PROVIDED INFORMATION:
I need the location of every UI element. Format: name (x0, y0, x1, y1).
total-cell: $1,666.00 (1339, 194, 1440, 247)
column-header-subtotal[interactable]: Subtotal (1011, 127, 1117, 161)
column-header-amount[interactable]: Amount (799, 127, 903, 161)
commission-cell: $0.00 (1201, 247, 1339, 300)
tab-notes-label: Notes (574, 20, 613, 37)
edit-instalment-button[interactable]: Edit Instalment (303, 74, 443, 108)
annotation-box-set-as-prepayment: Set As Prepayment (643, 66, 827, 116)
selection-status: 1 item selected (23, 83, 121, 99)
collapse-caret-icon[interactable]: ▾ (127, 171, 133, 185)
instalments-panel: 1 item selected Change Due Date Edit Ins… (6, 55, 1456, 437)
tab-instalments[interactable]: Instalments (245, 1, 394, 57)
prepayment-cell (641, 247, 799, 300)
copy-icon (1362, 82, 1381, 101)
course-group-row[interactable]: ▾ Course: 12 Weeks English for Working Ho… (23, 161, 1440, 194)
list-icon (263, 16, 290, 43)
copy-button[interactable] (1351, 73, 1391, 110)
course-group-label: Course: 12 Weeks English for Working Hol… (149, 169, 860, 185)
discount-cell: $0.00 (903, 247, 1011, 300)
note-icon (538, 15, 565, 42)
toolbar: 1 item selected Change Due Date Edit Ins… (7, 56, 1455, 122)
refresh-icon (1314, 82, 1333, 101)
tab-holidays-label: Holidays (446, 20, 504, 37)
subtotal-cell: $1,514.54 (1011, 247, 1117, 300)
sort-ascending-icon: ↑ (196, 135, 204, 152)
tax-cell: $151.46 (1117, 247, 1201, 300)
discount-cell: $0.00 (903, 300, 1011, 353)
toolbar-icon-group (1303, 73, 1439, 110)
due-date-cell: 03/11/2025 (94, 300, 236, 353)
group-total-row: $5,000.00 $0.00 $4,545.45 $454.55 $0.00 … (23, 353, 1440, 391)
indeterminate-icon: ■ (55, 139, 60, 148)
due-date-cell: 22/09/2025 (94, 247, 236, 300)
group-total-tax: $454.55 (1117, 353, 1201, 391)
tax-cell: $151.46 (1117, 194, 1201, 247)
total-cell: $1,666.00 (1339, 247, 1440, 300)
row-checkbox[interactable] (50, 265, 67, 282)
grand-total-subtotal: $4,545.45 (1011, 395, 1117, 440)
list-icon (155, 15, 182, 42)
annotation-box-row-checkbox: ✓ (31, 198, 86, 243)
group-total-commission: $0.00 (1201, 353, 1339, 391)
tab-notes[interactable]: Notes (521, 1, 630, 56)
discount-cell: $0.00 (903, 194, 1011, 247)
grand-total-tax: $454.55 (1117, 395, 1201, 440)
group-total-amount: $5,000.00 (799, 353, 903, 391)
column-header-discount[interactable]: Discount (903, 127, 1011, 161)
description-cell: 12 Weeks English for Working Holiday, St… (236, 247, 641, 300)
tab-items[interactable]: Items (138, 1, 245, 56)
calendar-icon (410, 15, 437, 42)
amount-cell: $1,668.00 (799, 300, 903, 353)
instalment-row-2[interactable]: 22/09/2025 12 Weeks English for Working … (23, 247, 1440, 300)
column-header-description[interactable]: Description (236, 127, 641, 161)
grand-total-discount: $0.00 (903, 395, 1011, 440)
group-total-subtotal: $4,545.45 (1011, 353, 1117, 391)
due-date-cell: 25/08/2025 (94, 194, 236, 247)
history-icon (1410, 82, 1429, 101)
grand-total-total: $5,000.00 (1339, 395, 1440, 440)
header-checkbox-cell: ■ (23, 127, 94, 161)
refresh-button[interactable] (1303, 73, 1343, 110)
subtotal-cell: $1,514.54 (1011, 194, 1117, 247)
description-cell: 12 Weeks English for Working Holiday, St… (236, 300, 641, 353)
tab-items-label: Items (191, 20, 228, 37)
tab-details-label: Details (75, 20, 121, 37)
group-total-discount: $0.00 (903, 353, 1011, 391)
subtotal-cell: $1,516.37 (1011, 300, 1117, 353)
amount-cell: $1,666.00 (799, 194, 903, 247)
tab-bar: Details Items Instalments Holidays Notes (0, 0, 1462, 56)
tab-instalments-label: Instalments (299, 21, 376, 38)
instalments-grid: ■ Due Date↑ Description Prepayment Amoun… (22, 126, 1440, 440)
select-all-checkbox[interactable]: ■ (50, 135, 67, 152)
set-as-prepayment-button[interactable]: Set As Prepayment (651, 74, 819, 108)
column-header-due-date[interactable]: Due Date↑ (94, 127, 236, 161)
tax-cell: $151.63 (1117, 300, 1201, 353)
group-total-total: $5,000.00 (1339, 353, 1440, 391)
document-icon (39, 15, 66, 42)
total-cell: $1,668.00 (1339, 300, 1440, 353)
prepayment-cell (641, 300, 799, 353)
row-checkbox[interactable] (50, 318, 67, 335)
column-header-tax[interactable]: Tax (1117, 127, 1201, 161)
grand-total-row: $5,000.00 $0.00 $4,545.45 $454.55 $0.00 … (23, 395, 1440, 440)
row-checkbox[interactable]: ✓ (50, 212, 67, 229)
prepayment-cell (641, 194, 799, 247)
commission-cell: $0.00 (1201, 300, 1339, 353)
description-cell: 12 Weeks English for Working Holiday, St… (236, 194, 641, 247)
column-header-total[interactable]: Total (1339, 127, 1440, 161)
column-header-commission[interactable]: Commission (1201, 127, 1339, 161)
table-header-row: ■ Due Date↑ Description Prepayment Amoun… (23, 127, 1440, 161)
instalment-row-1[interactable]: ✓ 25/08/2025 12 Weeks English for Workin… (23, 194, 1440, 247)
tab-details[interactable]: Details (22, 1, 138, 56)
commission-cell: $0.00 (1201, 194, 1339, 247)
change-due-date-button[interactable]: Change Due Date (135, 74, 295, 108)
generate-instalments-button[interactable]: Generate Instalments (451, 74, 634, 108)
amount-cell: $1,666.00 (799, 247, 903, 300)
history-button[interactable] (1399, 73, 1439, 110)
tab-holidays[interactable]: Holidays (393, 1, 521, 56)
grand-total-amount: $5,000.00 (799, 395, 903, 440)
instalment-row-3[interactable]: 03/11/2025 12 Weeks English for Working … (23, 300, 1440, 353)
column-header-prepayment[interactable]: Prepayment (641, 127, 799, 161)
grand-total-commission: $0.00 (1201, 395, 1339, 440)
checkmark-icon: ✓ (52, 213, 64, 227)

WRITTEN REQUEST:
Copy all of the material above verbatim, every line in its original order.

COMPLETE RESPONSE:
I need the location of every UI element. Format: name (x0, y0, x1, y1).
total-cell: $1,666.00 (1339, 194, 1440, 247)
column-header-subtotal[interactable]: Subtotal (1011, 127, 1117, 161)
column-header-amount[interactable]: Amount (799, 127, 903, 161)
commission-cell: $0.00 (1201, 247, 1339, 300)
tab-notes-label: Notes (574, 20, 613, 37)
edit-instalment-button[interactable]: Edit Instalment (303, 74, 443, 108)
annotation-box-set-as-prepayment: Set As Prepayment (643, 66, 827, 116)
selection-status: 1 item selected (23, 83, 121, 99)
collapse-caret-icon[interactable]: ▾ (127, 171, 133, 185)
instalments-panel: 1 item selected Change Due Date Edit Ins… (6, 55, 1456, 437)
tab-instalments[interactable]: Instalments (245, 1, 394, 57)
prepayment-cell (641, 247, 799, 300)
copy-icon (1362, 82, 1381, 101)
course-group-row[interactable]: ▾ Course: 12 Weeks English for Working Ho… (23, 161, 1440, 194)
list-icon (263, 16, 290, 43)
copy-button[interactable] (1351, 73, 1391, 110)
course-group-label: Course: 12 Weeks English for Working Hol… (149, 169, 860, 185)
discount-cell: $0.00 (903, 247, 1011, 300)
note-icon (538, 15, 565, 42)
toolbar: 1 item selected Change Due Date Edit Ins… (7, 56, 1455, 122)
refresh-icon (1314, 82, 1333, 101)
tab-holidays-label: Holidays (446, 20, 504, 37)
subtotal-cell: $1,514.54 (1011, 247, 1117, 300)
sort-ascending-icon: ↑ (196, 135, 204, 152)
tax-cell: $151.46 (1117, 247, 1201, 300)
discount-cell: $0.00 (903, 300, 1011, 353)
toolbar-icon-group (1303, 73, 1439, 110)
due-date-cell: 03/11/2025 (94, 300, 236, 353)
group-total-row: $5,000.00 $0.00 $4,545.45 $454.55 $0.00 … (23, 353, 1440, 391)
indeterminate-icon: ■ (55, 139, 60, 148)
due-date-cell: 22/09/2025 (94, 247, 236, 300)
group-total-tax: $454.55 (1117, 353, 1201, 391)
tax-cell: $151.46 (1117, 194, 1201, 247)
total-cell: $1,666.00 (1339, 247, 1440, 300)
row-checkbox[interactable] (50, 265, 67, 282)
grand-total-subtotal: $4,545.45 (1011, 395, 1117, 440)
list-icon (155, 15, 182, 42)
annotation-box-row-checkbox: ✓ (31, 198, 86, 243)
group-total-commission: $0.00 (1201, 353, 1339, 391)
tab-notes[interactable]: Notes (521, 1, 630, 56)
discount-cell: $0.00 (903, 194, 1011, 247)
grand-total-tax: $454.55 (1117, 395, 1201, 440)
group-total-amount: $5,000.00 (799, 353, 903, 391)
column-header-discount[interactable]: Discount (903, 127, 1011, 161)
description-cell: 12 Weeks English for Working Holiday, St… (236, 247, 641, 300)
tab-items[interactable]: Items (138, 1, 245, 56)
calendar-icon (410, 15, 437, 42)
amount-cell: $1,668.00 (799, 300, 903, 353)
instalment-row-2[interactable]: 22/09/2025 12 Weeks English for Working … (23, 247, 1440, 300)
column-header-description[interactable]: Description (236, 127, 641, 161)
grand-total-discount: $0.00 (903, 395, 1011, 440)
group-total-subtotal: $4,545.45 (1011, 353, 1117, 391)
due-date-cell: 25/08/2025 (94, 194, 236, 247)
history-icon (1410, 82, 1429, 101)
grand-total-total: $5,000.00 (1339, 395, 1440, 440)
header-checkbox-cell: ■ (23, 127, 94, 161)
refresh-button[interactable] (1303, 73, 1343, 110)
subtotal-cell: $1,514.54 (1011, 194, 1117, 247)
description-cell: 12 Weeks English for Working Holiday, St… (236, 300, 641, 353)
tab-items-label: Items (191, 20, 228, 37)
tab-details-label: Details (75, 20, 121, 37)
group-total-discount: $0.00 (903, 353, 1011, 391)
subtotal-cell: $1,516.37 (1011, 300, 1117, 353)
amount-cell: $1,666.00 (799, 194, 903, 247)
tab-bar: Details Items Instalments Holidays Notes (0, 0, 1462, 56)
tab-instalments-label: Instalments (299, 21, 376, 38)
instalments-grid: ■ Due Date↑ Description Prepayment Amoun… (22, 126, 1440, 440)
select-all-checkbox[interactable]: ■ (50, 135, 67, 152)
set-as-prepayment-button[interactable]: Set As Prepayment (651, 74, 819, 108)
column-header-due-date[interactable]: Due Date↑ (94, 127, 236, 161)
tax-cell: $151.63 (1117, 300, 1201, 353)
group-total-total: $5,000.00 (1339, 353, 1440, 391)
document-icon (39, 15, 66, 42)
total-cell: $1,668.00 (1339, 300, 1440, 353)
prepayment-cell (641, 300, 799, 353)
row-checkbox[interactable] (50, 318, 67, 335)
column-header-tax[interactable]: Tax (1117, 127, 1201, 161)
grand-total-row: $5,000.00 $0.00 $4,545.45 $454.55 $0.00 … (23, 395, 1440, 440)
row-checkbox[interactable]: ✓ (50, 212, 67, 229)
prepayment-cell (641, 194, 799, 247)
commission-cell: $0.00 (1201, 300, 1339, 353)
description-cell: 12 Weeks English for Working Holiday, St… (236, 194, 641, 247)
column-header-total[interactable]: Total (1339, 127, 1440, 161)
column-header-commission[interactable]: Commission (1201, 127, 1339, 161)
table-header-row: ■ Due Date↑ Description Prepayment Amoun… (23, 127, 1440, 161)
instalment-row-1[interactable]: ✓ 25/08/2025 12 Weeks English for Workin… (23, 194, 1440, 247)
tab-details[interactable]: Details (22, 1, 138, 56)
commission-cell: $0.00 (1201, 194, 1339, 247)
change-due-date-button[interactable]: Change Due Date (135, 74, 295, 108)
generate-instalments-button[interactable]: Generate Instalments (451, 74, 634, 108)
amount-cell: $1,666.00 (799, 247, 903, 300)
history-button[interactable] (1399, 73, 1439, 110)
tab-holidays[interactable]: Holidays (393, 1, 521, 56)
grand-total-amount: $5,000.00 (799, 395, 903, 440)
instalment-row-3[interactable]: 03/11/2025 12 Weeks English for Working … (23, 300, 1440, 353)
column-header-prepayment[interactable]: Prepayment (641, 127, 799, 161)
grand-total-commission: $0.00 (1201, 395, 1339, 440)
checkmark-icon: ✓ (52, 213, 64, 227)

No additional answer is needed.